#### WHAT YOU SHOULD DO:
Your task is to transcribe the data in full.

::: RECORDS PROVIDED

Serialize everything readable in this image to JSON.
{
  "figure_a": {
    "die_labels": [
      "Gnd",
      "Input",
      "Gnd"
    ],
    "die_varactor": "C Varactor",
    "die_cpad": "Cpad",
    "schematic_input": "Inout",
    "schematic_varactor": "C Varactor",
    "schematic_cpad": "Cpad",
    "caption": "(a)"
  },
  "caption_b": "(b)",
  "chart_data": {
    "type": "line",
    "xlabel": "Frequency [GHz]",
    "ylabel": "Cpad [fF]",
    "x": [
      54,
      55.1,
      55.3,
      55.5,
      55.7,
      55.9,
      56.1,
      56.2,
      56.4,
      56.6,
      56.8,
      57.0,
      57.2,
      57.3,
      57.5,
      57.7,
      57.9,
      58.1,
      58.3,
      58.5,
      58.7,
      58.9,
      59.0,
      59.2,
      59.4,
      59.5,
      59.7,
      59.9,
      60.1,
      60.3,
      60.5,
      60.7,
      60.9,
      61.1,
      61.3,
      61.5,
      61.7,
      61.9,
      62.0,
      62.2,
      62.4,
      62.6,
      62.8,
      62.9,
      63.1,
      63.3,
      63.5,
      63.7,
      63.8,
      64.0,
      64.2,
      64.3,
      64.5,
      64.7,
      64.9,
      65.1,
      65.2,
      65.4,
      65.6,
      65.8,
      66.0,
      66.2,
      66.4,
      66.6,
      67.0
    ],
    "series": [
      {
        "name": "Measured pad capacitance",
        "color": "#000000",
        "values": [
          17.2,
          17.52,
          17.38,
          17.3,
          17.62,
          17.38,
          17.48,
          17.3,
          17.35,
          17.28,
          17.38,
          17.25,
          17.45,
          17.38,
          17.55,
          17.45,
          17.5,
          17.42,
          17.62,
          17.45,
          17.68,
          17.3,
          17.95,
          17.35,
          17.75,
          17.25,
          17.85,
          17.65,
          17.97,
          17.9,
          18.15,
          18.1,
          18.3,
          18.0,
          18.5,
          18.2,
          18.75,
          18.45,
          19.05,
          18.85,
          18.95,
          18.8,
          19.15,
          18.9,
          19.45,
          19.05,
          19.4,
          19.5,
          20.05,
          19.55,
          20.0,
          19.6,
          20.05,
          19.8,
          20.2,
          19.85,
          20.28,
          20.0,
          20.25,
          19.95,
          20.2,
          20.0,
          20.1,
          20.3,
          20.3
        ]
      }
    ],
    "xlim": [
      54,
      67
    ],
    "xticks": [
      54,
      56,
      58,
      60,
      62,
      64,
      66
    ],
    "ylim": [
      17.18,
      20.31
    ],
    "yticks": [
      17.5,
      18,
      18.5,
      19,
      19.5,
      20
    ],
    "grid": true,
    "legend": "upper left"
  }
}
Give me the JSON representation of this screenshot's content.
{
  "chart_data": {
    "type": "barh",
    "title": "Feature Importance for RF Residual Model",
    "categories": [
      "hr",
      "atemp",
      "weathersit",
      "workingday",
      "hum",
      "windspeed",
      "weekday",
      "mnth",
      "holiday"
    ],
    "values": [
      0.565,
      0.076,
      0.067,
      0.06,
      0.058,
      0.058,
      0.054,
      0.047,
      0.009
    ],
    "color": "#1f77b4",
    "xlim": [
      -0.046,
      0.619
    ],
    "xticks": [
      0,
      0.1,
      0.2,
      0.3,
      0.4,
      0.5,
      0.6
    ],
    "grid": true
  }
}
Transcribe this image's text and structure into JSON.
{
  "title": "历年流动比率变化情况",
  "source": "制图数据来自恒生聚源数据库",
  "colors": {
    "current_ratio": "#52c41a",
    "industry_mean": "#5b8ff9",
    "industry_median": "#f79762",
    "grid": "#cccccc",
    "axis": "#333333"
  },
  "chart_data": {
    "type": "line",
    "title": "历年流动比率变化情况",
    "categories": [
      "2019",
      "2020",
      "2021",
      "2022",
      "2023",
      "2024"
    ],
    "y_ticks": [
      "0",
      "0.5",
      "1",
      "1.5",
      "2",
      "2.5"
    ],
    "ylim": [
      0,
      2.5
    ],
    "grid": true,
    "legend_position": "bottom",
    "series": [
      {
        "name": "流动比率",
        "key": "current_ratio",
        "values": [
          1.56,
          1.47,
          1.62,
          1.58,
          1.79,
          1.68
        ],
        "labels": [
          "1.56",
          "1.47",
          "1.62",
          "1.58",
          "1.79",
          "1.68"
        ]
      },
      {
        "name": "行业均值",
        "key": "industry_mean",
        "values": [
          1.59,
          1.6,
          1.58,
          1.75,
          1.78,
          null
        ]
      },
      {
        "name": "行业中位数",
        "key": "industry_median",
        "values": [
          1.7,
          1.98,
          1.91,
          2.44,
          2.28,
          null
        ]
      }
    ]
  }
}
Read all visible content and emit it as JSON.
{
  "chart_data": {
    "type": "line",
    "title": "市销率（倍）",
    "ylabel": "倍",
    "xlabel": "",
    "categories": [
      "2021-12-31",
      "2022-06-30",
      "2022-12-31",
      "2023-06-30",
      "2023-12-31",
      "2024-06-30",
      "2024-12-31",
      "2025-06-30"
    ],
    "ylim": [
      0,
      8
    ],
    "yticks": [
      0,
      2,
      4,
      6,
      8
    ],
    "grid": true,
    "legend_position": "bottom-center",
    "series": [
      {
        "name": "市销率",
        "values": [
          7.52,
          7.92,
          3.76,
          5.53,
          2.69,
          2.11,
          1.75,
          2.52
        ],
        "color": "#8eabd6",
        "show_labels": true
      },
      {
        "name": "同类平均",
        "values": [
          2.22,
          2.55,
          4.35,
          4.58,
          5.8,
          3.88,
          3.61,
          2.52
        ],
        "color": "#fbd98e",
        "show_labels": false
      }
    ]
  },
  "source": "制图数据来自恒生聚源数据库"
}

::::::

#### TASK OUTPUT:
Serialize everything readable in this image to JSON.
{
  "figure_a": {
    "die_labels": [
      "Gnd",
      "Input",
      "Gnd"
    ],
    "die_varactor": "C Varactor",
    "die_cpad": "Cpad",
    "schematic_input": "Inout",
    "schematic_varactor": "C Varactor",
    "schematic_cpad": "Cpad",
    "caption": "(a)"
  },
  "caption_b": "(b)",
  "chart_data": {
    "type": "line",
    "xlabel": "Frequency [GHz]",
    "ylabel": "Cpad [fF]",
    "x": [
      54,
      55.1,
      55.3,
      55.5,
      55.7,
      55.9,
      56.1,
      56.2,
      56.4,
      56.6,
      56.8,
      57.0,
      57.2,
      57.3,
      57.5,
      57.7,
      57.9,
      58.1,
      58.3,
      58.5,
      58.7,
      58.9,
      59.0,
      59.2,
      59.4,
      59.5,
      59.7,
      59.9,
      60.1,
      60.3,
      60.5,
      60.7,
      60.9,
      61.1,
      61.3,
      61.5,
      61.7,
      61.9,
      62.0,
      62.2,
      62.4,
      62.6,
      62.8,
      62.9,
      63.1,
      63.3,
      63.5,
      63.7,
      63.8,
      64.0,
      64.2,
      64.3,
      64.5,
      64.7,
      64.9,
      65.1,
      65.2,
      65.4,
      65.6,
      65.8,
      66.0,
      66.2,
      66.4,
      66.6,
      67.0
    ],
    "series": [
      {
        "name": "Measured pad capacitance",
        "color": "#000000",
        "values": [
          17.2,
          17.52,
          17.38,
          17.3,
          17.62,
          17.38,
          17.48,
          17.3,
          17.35,
          17.28,
          17.38,
          17.25,
          17.45,
          17.38,
          17.55,
          17.45,
          17.5,
          17.42,
          17.62,
          17.45,
          17.68,
          17.3,
          17.95,
          17.35,
          17.75,
          17.25,
          17.85,
          17.65,
          17.97,
          17.9,
          18.15,
          18.1,
          18.3,
          18.0,
          18.5,
          18.2,
          18.75,
          18.45,
          19.05,
          18.85,
          18.95,
          18.8,
          19.15,
          18.9,
          19.45,
          19.05,
          19.4,
          19.5,
          20.05,
          19.55,
          20.0,
          19.6,
          20.05,
          19.8,
          20.2,
          19.85,
          20.28,
          20.0,
          20.25,
          19.95,
          20.2,
          20.0,
          20.1,
          20.3,
          20.3
        ]
      }
    ],
    "xlim": [
      54,
      67
    ],
    "xticks": [
      54,
      56,
      58,
      60,
      62,
      64,
      66
    ],
    "ylim": [
      17.18,
      20.31
    ],
    "yticks": [
      17.5,
      18,
      18.5,
      19,
      19.5,
      20
    ],
    "grid": true,
    "legend": "upper left"
  }
}
Give me the JSON representation of this screenshot's content.
{
  "chart_data": {
    "type": "barh",
    "title": "Feature Importance for RF Residual Model",
    "categories": [
      "hr",
      "atemp",
      "weathersit",
      "workingday",
      "hum",
      "windspeed",
      "weekday",
      "mnth",
      "holiday"
    ],
    "values": [
      0.565,
      0.076,
      0.067,
      0.06,
      0.058,
      0.058,
      0.054,
      0.047,
      0.009
    ],
    "color": "#1f77b4",
    "xlim": [
      -0.046,
      0.619
    ],
    "xticks": [
      0,
      0.1,
      0.2,
      0.3,
      0.4,
      0.5,
      0.6
    ],
    "grid": true
  }
}
Transcribe this image's text and structure into JSON.
{
  "title": "历年流动比率变化情况",
  "source": "制图数据来自恒生聚源数据库",
  "colors": {
    "current_ratio": "#52c41a",
    "industry_mean": "#5b8ff9",
    "industry_median": "#f79762",
    "grid": "#cccccc",
    "axis": "#333333"
  },
  "chart_data": {
    "type": "line",
    "title": "历年流动比率变化情况",
    "categories": [
      "2019",
      "2020",
      "2021",
      "2022",
      "2023",
      "2024"
    ],
    "y_ticks": [
      "0",
      "0.5",
      "1",
      "1.5",
      "2",
      "2.5"
    ],
    "ylim": [
      0,
      2.5
    ],
    "grid": true,
    "legend_position": "bottom",
    "series": [
      {
        "name": "流动比率",
        "key": "current_ratio",
        "values": [
          1.56,
          1.47,
          1.62,
          1.58,
          1.79,
          1.68
        ],
        "labels": [
          "1.56",
          "1.47",
          "1.62",
          "1.58",
          "1.79",
          "1.68"
        ]
      },
      {
        "name": "行业均值",
        "key": "industry_mean",
        "values": [
          1.59,
          1.6,
          1.58,
          1.75,
          1.78,
          null
        ]
      },
      {
        "name": "行业中位数",
        "key": "industry_median",
        "values": [
          1.7,
          1.98,
          1.91,
          2.44,
          2.28,
          null
        ]
      }
    ]
  }
}
Read all visible content and emit it as JSON.
{
  "chart_data": {
    "type": "line",
    "title": "市销率（倍）",
    "ylabel": "倍",
    "xlabel": "",
    "categories": [
      "2021-12-31",
      "2022-06-30",
      "2022-12-31",
      "2023-06-30",
      "2023-12-31",
      "2024-06-30",
      "2024-12-31",
      "2025-06-30"
    ],
    "ylim": [
      0,
      8
    ],
    "yticks": [
      0,
      2,
      4,
      6,
      8
    ],
    "grid": true,
    "legend_position": "bottom-center",
    "series": [
      {
        "name": "市销率",
        "values": [
          7.52,
          7.92,
          3.76,
          5.53,
          2.69,
          2.11,
          1.75,
          2.52
        ],
        "color": "#8eabd6",
        "show_labels": true
      },
      {
        "name": "同类平均",
        "values": [
          2.22,
          2.55,
          4.35,
          4.58,
          5.8,
          3.88,
          3.61,
          2.52
        ],
        "color": "#fbd98e",
        "show_labels": false
      }
    ]
  },
  "source": "制图数据来自恒生聚源数据库"
}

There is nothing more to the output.